● STATED EXERCISE: Check the listing below for lines with the word "CoMeTAA" and say how many there are, with nothing but the number.

Data items
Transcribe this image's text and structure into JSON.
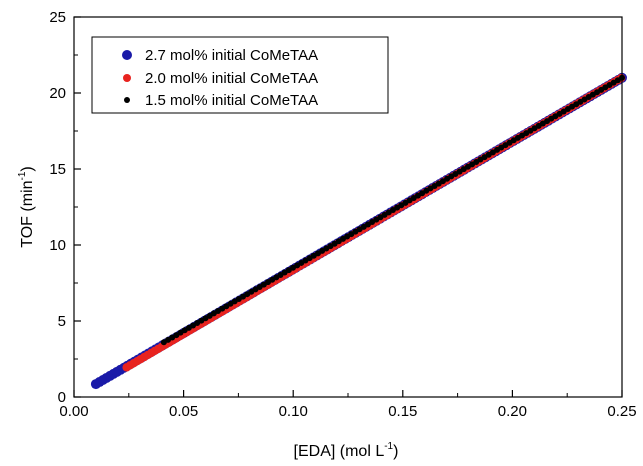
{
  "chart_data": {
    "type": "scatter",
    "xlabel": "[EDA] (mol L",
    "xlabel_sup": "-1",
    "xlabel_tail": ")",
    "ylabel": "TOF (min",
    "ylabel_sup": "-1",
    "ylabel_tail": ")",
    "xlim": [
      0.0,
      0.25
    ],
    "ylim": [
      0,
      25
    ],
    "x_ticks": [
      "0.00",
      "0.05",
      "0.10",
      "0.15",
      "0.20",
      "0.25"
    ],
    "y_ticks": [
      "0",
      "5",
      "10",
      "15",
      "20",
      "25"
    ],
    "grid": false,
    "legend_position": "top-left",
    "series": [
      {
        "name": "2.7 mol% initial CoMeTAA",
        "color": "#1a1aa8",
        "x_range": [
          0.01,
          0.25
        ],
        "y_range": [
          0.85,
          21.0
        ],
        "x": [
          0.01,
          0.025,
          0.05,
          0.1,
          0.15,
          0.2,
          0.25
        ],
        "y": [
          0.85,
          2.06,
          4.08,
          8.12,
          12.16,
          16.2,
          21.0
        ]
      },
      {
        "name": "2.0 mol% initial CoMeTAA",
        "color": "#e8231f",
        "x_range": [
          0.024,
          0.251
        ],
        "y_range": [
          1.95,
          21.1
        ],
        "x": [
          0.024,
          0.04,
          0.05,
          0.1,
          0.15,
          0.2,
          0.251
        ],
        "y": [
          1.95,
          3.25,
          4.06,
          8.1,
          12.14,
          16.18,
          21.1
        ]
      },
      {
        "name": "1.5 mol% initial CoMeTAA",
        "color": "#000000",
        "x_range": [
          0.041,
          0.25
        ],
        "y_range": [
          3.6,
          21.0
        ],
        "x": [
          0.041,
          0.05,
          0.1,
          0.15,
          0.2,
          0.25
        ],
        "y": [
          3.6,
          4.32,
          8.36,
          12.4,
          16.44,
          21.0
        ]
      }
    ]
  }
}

...

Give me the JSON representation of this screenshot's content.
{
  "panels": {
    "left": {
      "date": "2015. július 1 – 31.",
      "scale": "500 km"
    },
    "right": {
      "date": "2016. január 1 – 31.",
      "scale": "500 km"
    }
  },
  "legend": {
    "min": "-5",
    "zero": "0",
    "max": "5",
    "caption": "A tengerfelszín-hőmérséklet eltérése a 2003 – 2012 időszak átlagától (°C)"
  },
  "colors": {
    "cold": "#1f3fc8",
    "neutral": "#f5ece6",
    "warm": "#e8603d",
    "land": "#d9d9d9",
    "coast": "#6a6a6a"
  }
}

...

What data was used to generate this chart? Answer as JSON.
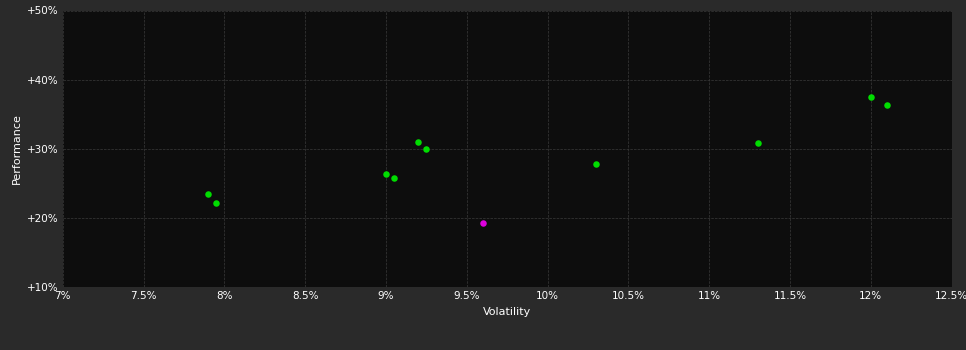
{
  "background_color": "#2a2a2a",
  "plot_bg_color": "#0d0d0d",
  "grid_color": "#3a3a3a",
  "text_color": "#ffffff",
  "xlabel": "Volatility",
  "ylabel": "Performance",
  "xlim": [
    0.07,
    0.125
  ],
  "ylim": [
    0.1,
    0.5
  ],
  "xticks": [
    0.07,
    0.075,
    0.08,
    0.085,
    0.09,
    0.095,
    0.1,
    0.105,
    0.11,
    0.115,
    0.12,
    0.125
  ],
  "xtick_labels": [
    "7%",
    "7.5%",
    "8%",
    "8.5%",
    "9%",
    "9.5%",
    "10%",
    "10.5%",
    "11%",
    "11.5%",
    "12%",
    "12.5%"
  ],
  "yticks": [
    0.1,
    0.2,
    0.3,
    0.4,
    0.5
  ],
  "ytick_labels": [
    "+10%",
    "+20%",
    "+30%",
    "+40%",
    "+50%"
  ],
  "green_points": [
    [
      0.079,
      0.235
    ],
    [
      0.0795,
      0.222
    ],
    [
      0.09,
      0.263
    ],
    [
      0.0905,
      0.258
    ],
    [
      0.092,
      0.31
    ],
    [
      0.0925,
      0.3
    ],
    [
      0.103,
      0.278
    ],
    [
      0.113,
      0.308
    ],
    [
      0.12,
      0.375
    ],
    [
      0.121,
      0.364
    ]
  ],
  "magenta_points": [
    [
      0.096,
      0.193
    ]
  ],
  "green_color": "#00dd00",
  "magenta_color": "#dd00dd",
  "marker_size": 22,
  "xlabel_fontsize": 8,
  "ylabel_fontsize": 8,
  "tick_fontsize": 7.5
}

● RESULT: 3